▶ [STATED TASK] Type the records out again in full, exactly.

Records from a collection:
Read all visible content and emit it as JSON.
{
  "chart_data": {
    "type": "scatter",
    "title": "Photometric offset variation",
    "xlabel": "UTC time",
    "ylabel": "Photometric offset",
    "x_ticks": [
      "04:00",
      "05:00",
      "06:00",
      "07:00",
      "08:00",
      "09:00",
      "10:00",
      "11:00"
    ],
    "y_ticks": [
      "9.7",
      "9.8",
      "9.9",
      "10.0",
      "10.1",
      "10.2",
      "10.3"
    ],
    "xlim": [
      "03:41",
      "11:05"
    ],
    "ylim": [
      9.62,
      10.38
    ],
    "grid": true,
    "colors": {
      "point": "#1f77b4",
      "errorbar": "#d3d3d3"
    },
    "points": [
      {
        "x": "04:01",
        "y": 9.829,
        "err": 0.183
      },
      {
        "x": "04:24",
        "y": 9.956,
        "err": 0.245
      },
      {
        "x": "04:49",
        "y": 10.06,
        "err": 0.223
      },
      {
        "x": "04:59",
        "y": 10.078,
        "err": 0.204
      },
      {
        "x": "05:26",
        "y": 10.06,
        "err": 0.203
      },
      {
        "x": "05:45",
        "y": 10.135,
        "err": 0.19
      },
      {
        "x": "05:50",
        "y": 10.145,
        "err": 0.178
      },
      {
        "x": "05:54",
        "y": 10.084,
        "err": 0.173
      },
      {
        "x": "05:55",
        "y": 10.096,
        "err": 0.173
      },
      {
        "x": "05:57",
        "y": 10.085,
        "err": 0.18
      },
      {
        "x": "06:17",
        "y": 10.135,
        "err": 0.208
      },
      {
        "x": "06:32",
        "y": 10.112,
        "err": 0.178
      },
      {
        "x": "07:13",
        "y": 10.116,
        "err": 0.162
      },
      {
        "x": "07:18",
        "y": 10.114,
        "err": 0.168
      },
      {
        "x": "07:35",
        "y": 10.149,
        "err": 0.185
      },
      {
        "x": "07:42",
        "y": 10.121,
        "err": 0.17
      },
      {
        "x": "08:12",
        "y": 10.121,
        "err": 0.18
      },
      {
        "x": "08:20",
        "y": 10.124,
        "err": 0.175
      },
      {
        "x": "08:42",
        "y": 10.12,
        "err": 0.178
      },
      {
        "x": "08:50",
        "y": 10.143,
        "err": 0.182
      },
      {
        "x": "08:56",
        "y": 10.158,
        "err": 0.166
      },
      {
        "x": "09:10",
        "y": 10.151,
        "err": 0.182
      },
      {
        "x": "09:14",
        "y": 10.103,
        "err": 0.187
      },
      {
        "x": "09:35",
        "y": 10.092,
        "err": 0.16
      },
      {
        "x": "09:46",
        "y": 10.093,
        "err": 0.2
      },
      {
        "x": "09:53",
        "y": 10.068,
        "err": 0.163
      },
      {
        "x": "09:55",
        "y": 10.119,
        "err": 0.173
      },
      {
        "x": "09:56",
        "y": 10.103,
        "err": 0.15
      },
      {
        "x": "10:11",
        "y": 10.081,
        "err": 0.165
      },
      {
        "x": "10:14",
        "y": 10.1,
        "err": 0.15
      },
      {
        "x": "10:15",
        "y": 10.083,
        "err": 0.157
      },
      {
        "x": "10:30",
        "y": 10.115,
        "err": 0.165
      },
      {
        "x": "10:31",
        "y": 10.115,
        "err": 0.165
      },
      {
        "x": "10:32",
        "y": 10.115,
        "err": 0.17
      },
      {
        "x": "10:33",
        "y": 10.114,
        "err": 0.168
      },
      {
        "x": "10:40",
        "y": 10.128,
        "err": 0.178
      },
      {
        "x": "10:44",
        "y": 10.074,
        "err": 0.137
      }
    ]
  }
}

▶ [PROBLEM SOLUTION]
Read all visible content and emit it as JSON.
{
  "chart_data": {
    "type": "scatter",
    "title": "Photometric offset variation",
    "xlabel": "UTC time",
    "ylabel": "Photometric offset",
    "x_ticks": [
      "04:00",
      "05:00",
      "06:00",
      "07:00",
      "08:00",
      "09:00",
      "10:00",
      "11:00"
    ],
    "y_ticks": [
      "9.7",
      "9.8",
      "9.9",
      "10.0",
      "10.1",
      "10.2",
      "10.3"
    ],
    "xlim": [
      "03:41",
      "11:05"
    ],
    "ylim": [
      9.62,
      10.38
    ],
    "grid": true,
    "colors": {
      "point": "#1f77b4",
      "errorbar": "#d3d3d3"
    },
    "points": [
      {
        "x": "04:01",
        "y": 9.829,
        "err": 0.183
      },
      {
        "x": "04:24",
        "y": 9.956,
        "err": 0.245
      },
      {
        "x": "04:49",
        "y": 10.06,
        "err": 0.223
      },
      {
        "x": "04:59",
        "y": 10.078,
        "err": 0.204
      },
      {
        "x": "05:26",
        "y": 10.06,
        "err": 0.203
      },
      {
        "x": "05:45",
        "y": 10.135,
        "err": 0.19
      },
      {
        "x": "05:50",
        "y": 10.145,
        "err": 0.178
      },
      {
        "x": "05:54",
        "y": 10.084,
        "err": 0.173
      },
      {
        "x": "05:55",
        "y": 10.096,
        "err": 0.173
      },
      {
        "x": "05:57",
        "y": 10.085,
        "err": 0.18
      },
      {
        "x": "06:17",
        "y": 10.135,
        "err": 0.208
      },
      {
        "x": "06:32",
        "y": 10.112,
        "err": 0.178
      },
      {
        "x": "07:13",
        "y": 10.116,
        "err": 0.162
      },
      {
        "x": "07:18",
        "y": 10.114,
        "err": 0.168
      },
      {
        "x": "07:35",
        "y": 10.149,
        "err": 0.185
      },
      {
        "x": "07:42",
        "y": 10.121,
        "err": 0.17
      },
      {
        "x": "08:12",
        "y": 10.121,
        "err": 0.18
      },
      {
        "x": "08:20",
        "y": 10.124,
        "err": 0.175
      },
      {
        "x": "08:42",
        "y": 10.12,
        "err": 0.178
      },
      {
        "x": "08:50",
        "y": 10.143,
        "err": 0.182
      },
      {
        "x": "08:56",
        "y": 10.158,
        "err": 0.166
      },
      {
        "x": "09:10",
        "y": 10.151,
        "err": 0.182
      },
      {
        "x": "09:14",
        "y": 10.103,
        "err": 0.187
      },
      {
        "x": "09:35",
        "y": 10.092,
        "err": 0.16
      },
      {
        "x": "09:46",
        "y": 10.093,
        "err": 0.2
      },
      {
        "x": "09:53",
        "y": 10.068,
        "err": 0.163
      },
      {
        "x": "09:55",
        "y": 10.119,
        "err": 0.173
      },
      {
        "x": "09:56",
        "y": 10.103,
        "err": 0.15
      },
      {
        "x": "10:11",
        "y": 10.081,
        "err": 0.165
      },
      {
        "x": "10:14",
        "y": 10.1,
        "err": 0.15
      },
      {
        "x": "10:15",
        "y": 10.083,
        "err": 0.157
      },
      {
        "x": "10:30",
        "y": 10.115,
        "err": 0.165
      },
      {
        "x": "10:31",
        "y": 10.115,
        "err": 0.165
      },
      {
        "x": "10:32",
        "y": 10.115,
        "err": 0.17
      },
      {
        "x": "10:33",
        "y": 10.114,
        "err": 0.168
      },
      {
        "x": "10:40",
        "y": 10.128,
        "err": 0.178
      },
      {
        "x": "10:44",
        "y": 10.074,
        "err": 0.137
      }
    ]
  }
}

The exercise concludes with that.